### [Text segment]
The definition of verifiable delay functions (VDFs) given below is not completely general, but makes some additional properties of VDF we'll need in $\textsf{Chia}$ explicit. In particular, we want a VDF where the sequential computation can start before we know the number of sequential steps for which it will run, while still being able to output proofs reasonably fast at any point during the sequential computation. This similar to the functionality provided by continuous VDFs [@Ephraim2020], which require that one can provide proofs for intermediate values almost immediately. We can allow some slack, and thus can use "normal" practical VDF constructions. We'll use the following notation to an (ongoing or finished) VDF computation $\tau$

$\tau.c \in \{0,1\}^* \colon$ the challenge (usually one or more unpredictable values) used for this VDF

$\tau.t \in \N \colon$ total number of sequential steps performed

For $i\ :\ 0\ \le i \le \tau.t$ we let $\tau[i]$ denote the state of the VDF after $i$ sequential steps, and

$\tau[i].x\in {\cal X}\colon$ denotes the value after $i$ steps.

$\tau[i].\pi \colon$ is a proof certifying that $\tau[i].x$ is correctly computed.

We'll denote the value and proof for the last value as

The functions defining a VDF are

##### $\textsf{VDF.sample}$

on input a challenge $c\in\{0,1\}^*$ samples the initial value $x$ and outputs a partial VDF value

$\tau.{\sf t}:=0\ ,\ \tau[0].{\sf x}:=x\ ,\ \tau.{\sf c}:=c$

##### $\textsf{VDF.next}$

${\cal X}\rightarrow {\cal X}$ the function doing one step of the sequential computation

##### $\textsf{VDF.solve}$

on input a challenge $c\in\{0,1\}^*$ and time parameter $t\in\mathbb{Z}^+$ outputs a proof

$\tau=(\ \tau.y\ ,\ \tau.\pi\ ,\ \tau.x\ ,\ \tau.c=c\ ,\ \tau.t=t\ )\gets {\sf VDF.solve}(c,t)$

and runs in (not much more than) $t$ sequential steps (what a step is depends on the particular VDF). Here $\tau.y$ is the output and $\tau.\pi$ is a proof that $\tau.y$ has been correctly computed. For convenience we also keep $(c,t)$ as part of $\tau$.

### [Prompt 1]
Output the lines of the listing from its first line through the line containing "footnote-1: 1) [Hipp.]" as a JSON list of strings, one string per line, with blank lines left out.

### [Dataset records]
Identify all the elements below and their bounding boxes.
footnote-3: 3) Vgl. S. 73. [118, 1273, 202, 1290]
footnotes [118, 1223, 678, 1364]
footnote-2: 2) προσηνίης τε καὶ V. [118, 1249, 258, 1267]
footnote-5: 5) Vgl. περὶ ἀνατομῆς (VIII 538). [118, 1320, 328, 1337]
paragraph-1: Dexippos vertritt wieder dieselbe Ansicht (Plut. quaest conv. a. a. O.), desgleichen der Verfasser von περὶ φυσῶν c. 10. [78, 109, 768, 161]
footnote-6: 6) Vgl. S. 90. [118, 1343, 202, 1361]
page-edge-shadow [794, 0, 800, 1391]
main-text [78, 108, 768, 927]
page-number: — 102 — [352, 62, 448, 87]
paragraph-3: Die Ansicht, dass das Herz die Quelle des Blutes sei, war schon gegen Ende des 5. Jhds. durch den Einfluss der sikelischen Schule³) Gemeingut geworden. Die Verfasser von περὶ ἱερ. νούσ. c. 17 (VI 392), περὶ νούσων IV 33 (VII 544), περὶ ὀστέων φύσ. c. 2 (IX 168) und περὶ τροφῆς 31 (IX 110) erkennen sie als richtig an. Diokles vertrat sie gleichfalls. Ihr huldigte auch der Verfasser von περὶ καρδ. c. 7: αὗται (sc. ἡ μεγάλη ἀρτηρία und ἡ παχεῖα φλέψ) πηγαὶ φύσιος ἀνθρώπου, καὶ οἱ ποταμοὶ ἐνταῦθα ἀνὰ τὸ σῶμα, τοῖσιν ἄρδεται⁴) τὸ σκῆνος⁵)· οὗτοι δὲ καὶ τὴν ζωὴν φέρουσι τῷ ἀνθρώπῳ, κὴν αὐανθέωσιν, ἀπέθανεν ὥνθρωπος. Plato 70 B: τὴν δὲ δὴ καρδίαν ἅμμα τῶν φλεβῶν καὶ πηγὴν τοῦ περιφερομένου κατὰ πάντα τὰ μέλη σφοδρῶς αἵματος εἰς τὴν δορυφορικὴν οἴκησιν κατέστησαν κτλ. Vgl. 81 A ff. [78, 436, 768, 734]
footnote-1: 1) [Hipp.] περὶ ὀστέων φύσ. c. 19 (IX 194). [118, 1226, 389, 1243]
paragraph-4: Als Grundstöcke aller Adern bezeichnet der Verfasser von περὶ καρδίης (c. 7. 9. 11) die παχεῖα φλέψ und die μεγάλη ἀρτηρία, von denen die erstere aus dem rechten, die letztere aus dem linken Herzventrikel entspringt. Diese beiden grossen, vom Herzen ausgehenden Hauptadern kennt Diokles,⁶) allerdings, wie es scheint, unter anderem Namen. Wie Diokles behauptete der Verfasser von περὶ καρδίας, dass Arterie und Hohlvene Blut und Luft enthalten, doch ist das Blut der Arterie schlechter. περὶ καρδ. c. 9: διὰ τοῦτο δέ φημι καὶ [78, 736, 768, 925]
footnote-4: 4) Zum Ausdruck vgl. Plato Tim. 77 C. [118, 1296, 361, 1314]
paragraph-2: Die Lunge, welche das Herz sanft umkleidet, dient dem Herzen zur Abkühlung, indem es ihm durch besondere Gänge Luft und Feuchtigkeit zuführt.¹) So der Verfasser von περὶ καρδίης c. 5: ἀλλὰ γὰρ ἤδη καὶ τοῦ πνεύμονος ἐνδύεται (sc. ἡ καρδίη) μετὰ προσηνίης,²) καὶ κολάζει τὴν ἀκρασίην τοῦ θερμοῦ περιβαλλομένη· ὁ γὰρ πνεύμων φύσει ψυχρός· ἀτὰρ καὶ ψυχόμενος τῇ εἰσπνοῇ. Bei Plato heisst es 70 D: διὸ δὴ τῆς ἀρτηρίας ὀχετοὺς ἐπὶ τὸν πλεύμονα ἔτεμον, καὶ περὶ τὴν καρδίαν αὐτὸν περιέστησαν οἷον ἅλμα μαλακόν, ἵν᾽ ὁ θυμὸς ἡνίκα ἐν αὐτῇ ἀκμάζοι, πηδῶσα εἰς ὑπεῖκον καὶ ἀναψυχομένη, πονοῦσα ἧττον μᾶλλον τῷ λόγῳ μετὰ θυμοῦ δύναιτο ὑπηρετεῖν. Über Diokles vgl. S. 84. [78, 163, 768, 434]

### [Prompt 2]
Condense the paragraph in the VDF text that opens with "The definition of verifiable delay functions" into a shorter version that keeps its main facts.

### [Correct output 1]
[
  "Identify all the elements below and their bounding boxes.",
  "footnote-3: 3) Vgl. S. 73. [118, 1273, 202, 1290]",
  "footnotes [118, 1223, 678, 1364]",
  "footnote-2: 2) προσηνίης τε καὶ V. [118, 1249, 258, 1267]",
  "footnote-5: 5) Vgl. περὶ ἀνατομῆς (VIII 538). [118, 1320, 328, 1337]",
  "paragraph-1: Dexippos vertritt wieder dieselbe Ansicht (Plut. quaest conv. a. a. O.), desgleichen der Verfasser von περὶ φυσῶν c. 10. [78, 109, 768, 161]",
  "footnote-6: 6) Vgl. S. 90. [118, 1343, 202, 1361]",
  "page-edge-shadow [794, 0, 800, 1391]",
  "main-text [78, 108, 768, 927]",
  "page-number: — 102 — [352, 62, 448, 87]",
  "paragraph-3: Die Ansicht, dass das Herz die Quelle des Blutes sei, war schon gegen Ende des 5. Jhds. durch den Einfluss der sikelischen Schule³) Gemeingut geworden. Die Verfasser von περὶ ἱερ. νούσ. c. 17 (VI 392), περὶ νούσων IV 33 (VII 544), περὶ ὀστέων φύσ. c. 2 (IX 168) und περὶ τροφῆς 31 (IX 110) erkennen sie als richtig an. Diokles vertrat sie gleichfalls. Ihr huldigte auch der Verfasser von περὶ καρδ. c. 7: αὗται (sc. ἡ μεγάλη ἀρτηρία und ἡ παχεῖα φλέψ) πηγαὶ φύσιος ἀνθρώπου, καὶ οἱ ποταμοὶ ἐνταῦθα ἀνὰ τὸ σῶμα, τοῖσιν ἄρδεται⁴) τὸ σκῆνος⁵)· οὗτοι δὲ καὶ τὴν ζωὴν φέρουσι τῷ ἀνθρώπῳ, κὴν αὐανθέωσιν, ἀπέθανεν ὥνθρωπος. Plato 70 B: τὴν δὲ δὴ καρδίαν ἅμμα τῶν φλεβῶν καὶ πηγὴν τοῦ περιφερομένου κατὰ πάντα τὰ μέλη σφοδρῶς αἵματος εἰς τὴν δορυφορικὴν οἴκησιν κατέστησαν κτλ. Vgl. 81 A ff. [78, 436, 768, 734]",
  "footnote-1: 1) [Hipp.] περὶ ὀστέων φύσ. c. 19 (IX 194). [118, 1226, 389, 1243]"
]

### [Correct output 2]
The VDF definition given is not fully general. Instead, it makes explicit some additional properties that Chia needs. Chia requires a VDF whose sequential computation can begin before the number of steps is known, and which can still output proofs reasonably fast at any point during that computation. This resembles continuous VDFs [@Ephraim2020], which require proofs for intermediate values almost immediately. Because some slack is allowed, ordinary practical VDF constructions can be used. A notation for an ongoing or finished VDF computation τ is then introduced.